◆ Task prompt: Copy each line of the entries that contains the word "JSON".
**** Extracted data
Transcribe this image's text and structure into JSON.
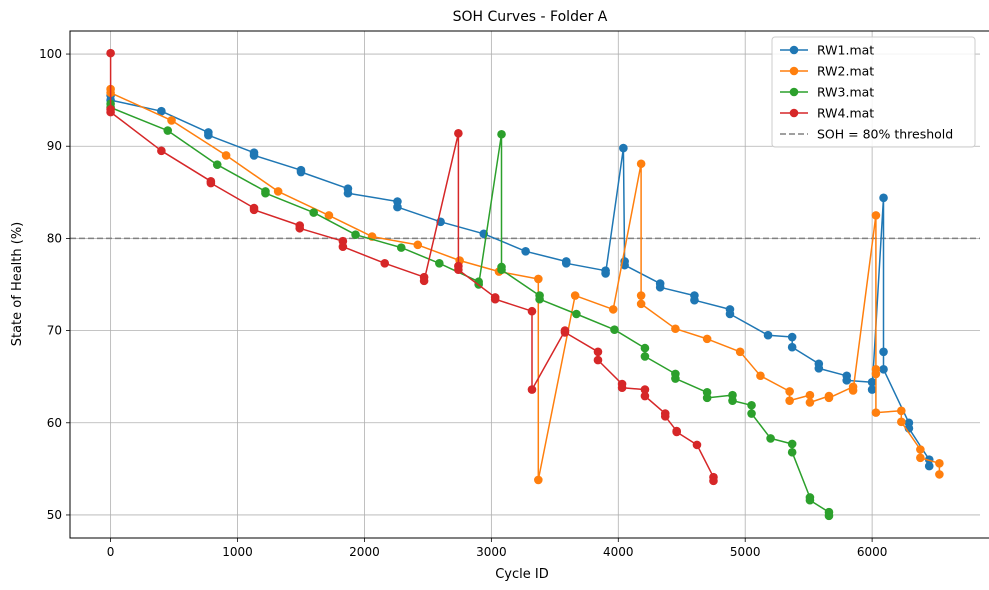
{
  "chart_data": {
    "type": "line",
    "title": "SOH Curves - Folder A",
    "xlabel": "Cycle ID",
    "ylabel": "State of Health (%)",
    "xlim": [
      -320,
      6850
    ],
    "ylim": [
      47.5,
      102.5
    ],
    "xticks": [
      0,
      1000,
      2000,
      3000,
      4000,
      5000,
      6000
    ],
    "yticks": [
      50,
      60,
      70,
      80,
      90,
      100
    ],
    "grid": true,
    "legend_position": "top-right",
    "threshold": {
      "label": "SOH = 80% threshold",
      "y": 80,
      "color": "#808080"
    },
    "series": [
      {
        "name": "RW1.mat",
        "color": "#1f77b4",
        "points": [
          [
            0,
            95.5
          ],
          [
            0,
            95.0
          ],
          [
            400,
            93.8
          ],
          [
            770,
            91.5
          ],
          [
            770,
            91.2
          ],
          [
            1130,
            89.3
          ],
          [
            1130,
            89.0
          ],
          [
            1500,
            87.4
          ],
          [
            1500,
            87.2
          ],
          [
            1870,
            85.4
          ],
          [
            1870,
            84.9
          ],
          [
            2260,
            84.0
          ],
          [
            2260,
            83.4
          ],
          [
            2600,
            81.8
          ],
          [
            2940,
            80.5
          ],
          [
            3270,
            78.6
          ],
          [
            3590,
            77.5
          ],
          [
            3590,
            77.3
          ],
          [
            3900,
            76.5
          ],
          [
            3900,
            76.2
          ],
          [
            4040,
            89.8
          ],
          [
            4050,
            77.5
          ],
          [
            4050,
            77.1
          ],
          [
            4330,
            75.1
          ],
          [
            4330,
            74.7
          ],
          [
            4600,
            73.8
          ],
          [
            4600,
            73.3
          ],
          [
            4880,
            72.3
          ],
          [
            4880,
            71.8
          ],
          [
            5180,
            69.5
          ],
          [
            5370,
            69.3
          ],
          [
            5370,
            68.2
          ],
          [
            5580,
            66.4
          ],
          [
            5580,
            65.9
          ],
          [
            5800,
            65.1
          ],
          [
            5800,
            64.6
          ],
          [
            6000,
            64.4
          ],
          [
            6000,
            63.6
          ],
          [
            6090,
            84.4
          ],
          [
            6090,
            67.7
          ],
          [
            6090,
            65.8
          ],
          [
            6290,
            60.0
          ],
          [
            6290,
            59.4
          ],
          [
            6450,
            56.0
          ],
          [
            6450,
            55.3
          ]
        ]
      },
      {
        "name": "RW2.mat",
        "color": "#ff7f0e",
        "points": [
          [
            0,
            96.2
          ],
          [
            0,
            95.8
          ],
          [
            480,
            92.8
          ],
          [
            910,
            89.0
          ],
          [
            1320,
            85.1
          ],
          [
            1720,
            82.5
          ],
          [
            2060,
            80.2
          ],
          [
            2420,
            79.3
          ],
          [
            2750,
            77.6
          ],
          [
            3060,
            76.4
          ],
          [
            3370,
            75.6
          ],
          [
            3370,
            53.8
          ],
          [
            3660,
            73.8
          ],
          [
            3960,
            72.3
          ],
          [
            4180,
            88.1
          ],
          [
            4180,
            73.8
          ],
          [
            4180,
            72.9
          ],
          [
            4450,
            70.2
          ],
          [
            4700,
            69.1
          ],
          [
            4960,
            67.7
          ],
          [
            5120,
            65.1
          ],
          [
            5350,
            63.4
          ],
          [
            5350,
            62.4
          ],
          [
            5510,
            63.0
          ],
          [
            5510,
            62.2
          ],
          [
            5660,
            62.9
          ],
          [
            5660,
            62.7
          ],
          [
            5850,
            63.9
          ],
          [
            5850,
            63.5
          ],
          [
            6030,
            82.5
          ],
          [
            6030,
            65.8
          ],
          [
            6030,
            65.3
          ],
          [
            6030,
            61.1
          ],
          [
            6230,
            61.3
          ],
          [
            6230,
            60.1
          ],
          [
            6380,
            57.1
          ],
          [
            6380,
            56.2
          ],
          [
            6530,
            55.6
          ],
          [
            6530,
            54.4
          ]
        ]
      },
      {
        "name": "RW3.mat",
        "color": "#2ca02c",
        "points": [
          [
            0,
            94.6
          ],
          [
            0,
            94.2
          ],
          [
            450,
            91.7
          ],
          [
            840,
            88.0
          ],
          [
            1220,
            85.1
          ],
          [
            1220,
            84.9
          ],
          [
            1600,
            82.8
          ],
          [
            1930,
            80.4
          ],
          [
            2290,
            79.0
          ],
          [
            2590,
            77.3
          ],
          [
            2900,
            75.3
          ],
          [
            2900,
            75.0
          ],
          [
            3080,
            91.3
          ],
          [
            3080,
            76.9
          ],
          [
            3080,
            76.6
          ],
          [
            3380,
            73.8
          ],
          [
            3380,
            73.4
          ],
          [
            3670,
            71.8
          ],
          [
            3970,
            70.1
          ],
          [
            4210,
            68.1
          ],
          [
            4210,
            67.2
          ],
          [
            4450,
            65.3
          ],
          [
            4450,
            64.8
          ],
          [
            4700,
            63.3
          ],
          [
            4700,
            62.7
          ],
          [
            4900,
            63.0
          ],
          [
            4900,
            62.4
          ],
          [
            5050,
            61.9
          ],
          [
            5050,
            61.0
          ],
          [
            5200,
            58.3
          ],
          [
            5370,
            57.7
          ],
          [
            5370,
            56.8
          ],
          [
            5510,
            51.9
          ],
          [
            5510,
            51.6
          ],
          [
            5660,
            50.3
          ],
          [
            5660,
            49.9
          ]
        ]
      },
      {
        "name": "RW4.mat",
        "color": "#d62728",
        "points": [
          [
            0,
            100.1
          ],
          [
            0,
            94.0
          ],
          [
            0,
            93.7
          ],
          [
            400,
            89.5
          ],
          [
            790,
            86.2
          ],
          [
            790,
            86.0
          ],
          [
            1130,
            83.3
          ],
          [
            1130,
            83.1
          ],
          [
            1490,
            81.4
          ],
          [
            1490,
            81.1
          ],
          [
            1830,
            79.7
          ],
          [
            1830,
            79.1
          ],
          [
            2160,
            77.3
          ],
          [
            2470,
            75.8
          ],
          [
            2470,
            75.4
          ],
          [
            2740,
            91.4
          ],
          [
            2740,
            77.0
          ],
          [
            2740,
            76.6
          ],
          [
            3030,
            73.6
          ],
          [
            3030,
            73.4
          ],
          [
            3320,
            72.1
          ],
          [
            3320,
            63.6
          ],
          [
            3580,
            70.0
          ],
          [
            3580,
            69.8
          ],
          [
            3840,
            67.7
          ],
          [
            3840,
            66.8
          ],
          [
            4030,
            64.2
          ],
          [
            4030,
            63.8
          ],
          [
            4210,
            63.6
          ],
          [
            4210,
            62.9
          ],
          [
            4370,
            61.0
          ],
          [
            4370,
            60.7
          ],
          [
            4460,
            59.1
          ],
          [
            4460,
            59.0
          ],
          [
            4620,
            57.6
          ],
          [
            4750,
            54.1
          ],
          [
            4750,
            53.7
          ]
        ]
      }
    ]
  }
}
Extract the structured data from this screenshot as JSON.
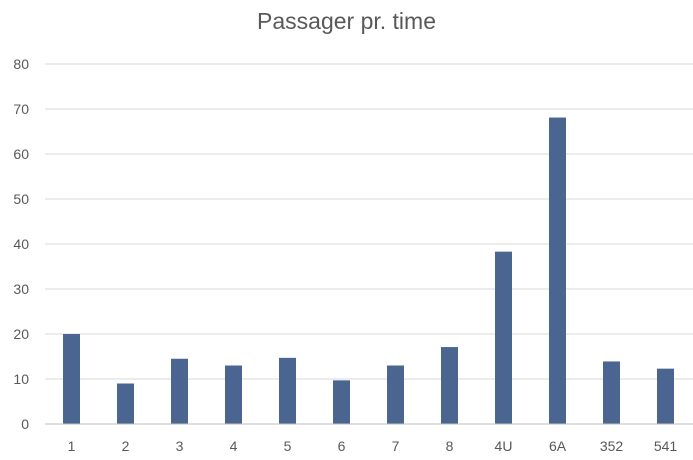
{
  "chart_data": {
    "type": "bar",
    "title": "Passager pr. time",
    "xlabel": "",
    "ylabel": "",
    "categories": [
      "1",
      "2",
      "3",
      "4",
      "5",
      "6",
      "7",
      "8",
      "4U",
      "6A",
      "352",
      "541"
    ],
    "values": [
      20,
      9,
      14.5,
      13,
      14.7,
      9.7,
      13,
      17.1,
      38.3,
      68.1,
      13.9,
      12.3
    ],
    "ylim": [
      0,
      80
    ],
    "yticks": [
      0,
      10,
      20,
      30,
      40,
      50,
      60,
      70,
      80
    ],
    "grid": true,
    "legend": "none",
    "colors": {
      "bar": "#4a6690",
      "grid": "#d9d9d9",
      "axis": "#bfbfbf",
      "text": "#595959"
    }
  }
}
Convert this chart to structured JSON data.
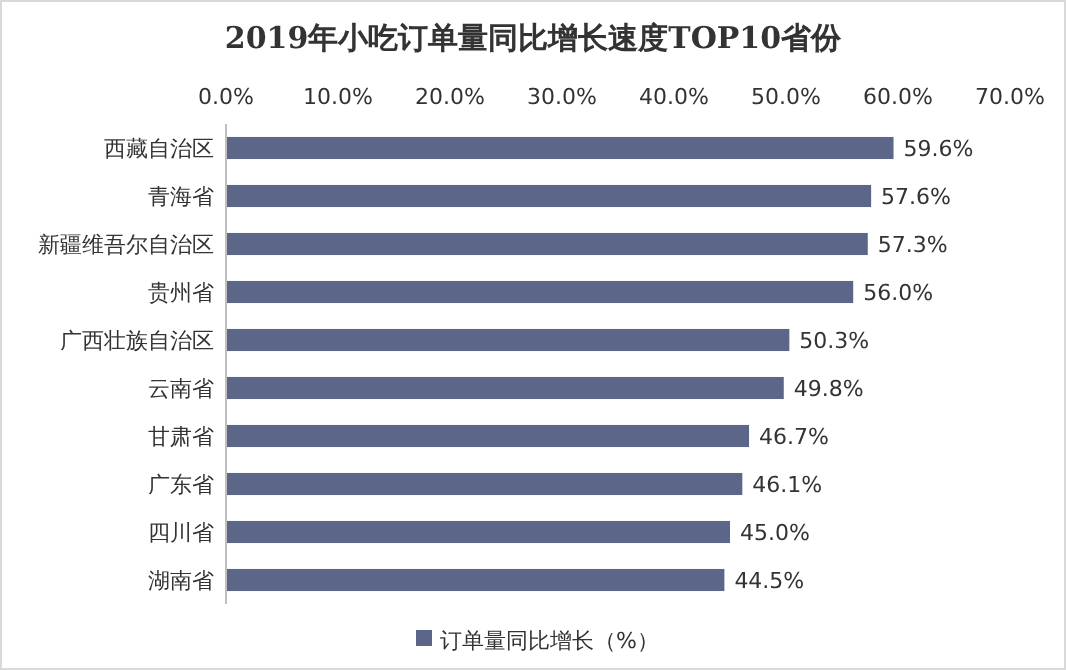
{
  "chart_data": {
    "type": "bar",
    "orientation": "horizontal",
    "title": "2019年小吃订单量同比增长速度TOP10省份",
    "categories": [
      "西藏自治区",
      "青海省",
      "新疆维吾尔自治区",
      "贵州省",
      "广西壮族自治区",
      "云南省",
      "甘肃省",
      "广东省",
      "四川省",
      "湖南省"
    ],
    "series": [
      {
        "name": "订单量同比增长（%）",
        "color": "#5b6689",
        "values": [
          59.6,
          57.6,
          57.3,
          56.0,
          50.3,
          49.8,
          46.7,
          46.1,
          45.0,
          44.5
        ],
        "value_labels": [
          "59.6%",
          "57.6%",
          "57.3%",
          "56.0%",
          "50.3%",
          "49.8%",
          "46.7%",
          "46.1%",
          "45.0%",
          "44.5%"
        ]
      }
    ],
    "xlim": [
      0,
      70
    ],
    "xticks": [
      {
        "value": 0,
        "label": "0.0%"
      },
      {
        "value": 10,
        "label": "10.0%"
      },
      {
        "value": 20,
        "label": "20.0%"
      },
      {
        "value": 30,
        "label": "30.0%"
      },
      {
        "value": 40,
        "label": "40.0%"
      },
      {
        "value": 50,
        "label": "50.0%"
      },
      {
        "value": 60,
        "label": "60.0%"
      },
      {
        "value": 70,
        "label": "70.0%"
      }
    ],
    "legend": "bottom"
  }
}
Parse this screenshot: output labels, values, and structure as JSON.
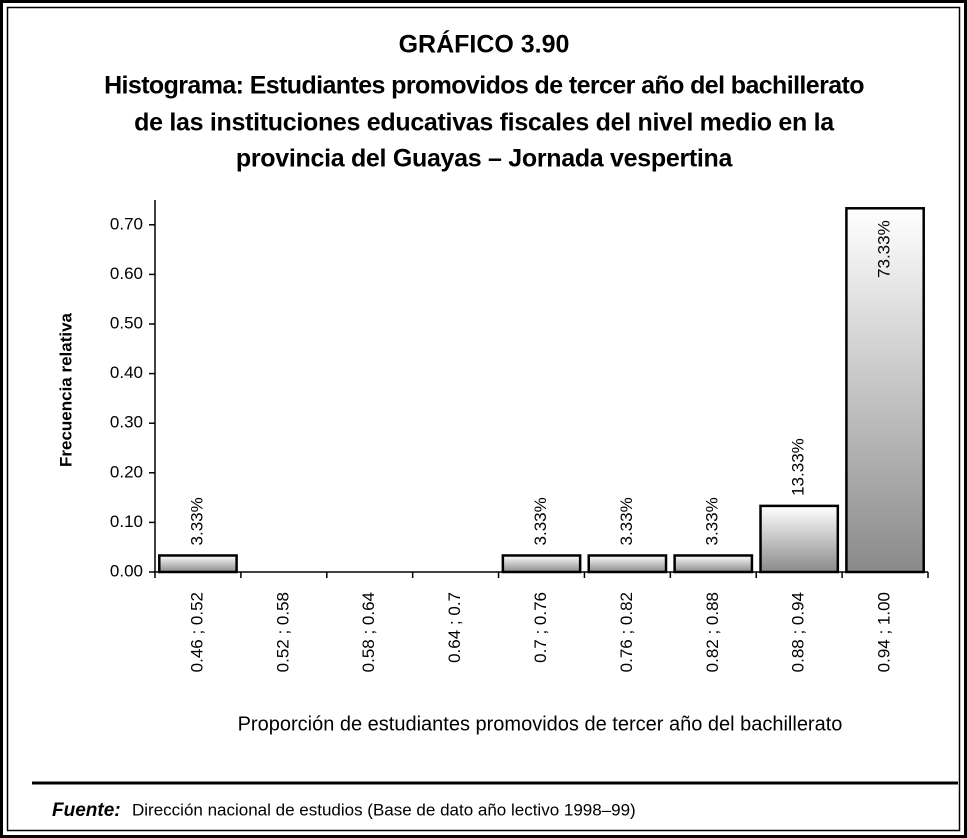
********
◆ Task output:
Transcribe this image's text and structure into JSON.
Extract the structured data from this screenshot as JSON.
Convert this chart to structured JSON data.
Parse this screenshot: output labels, values, and structure as JSON.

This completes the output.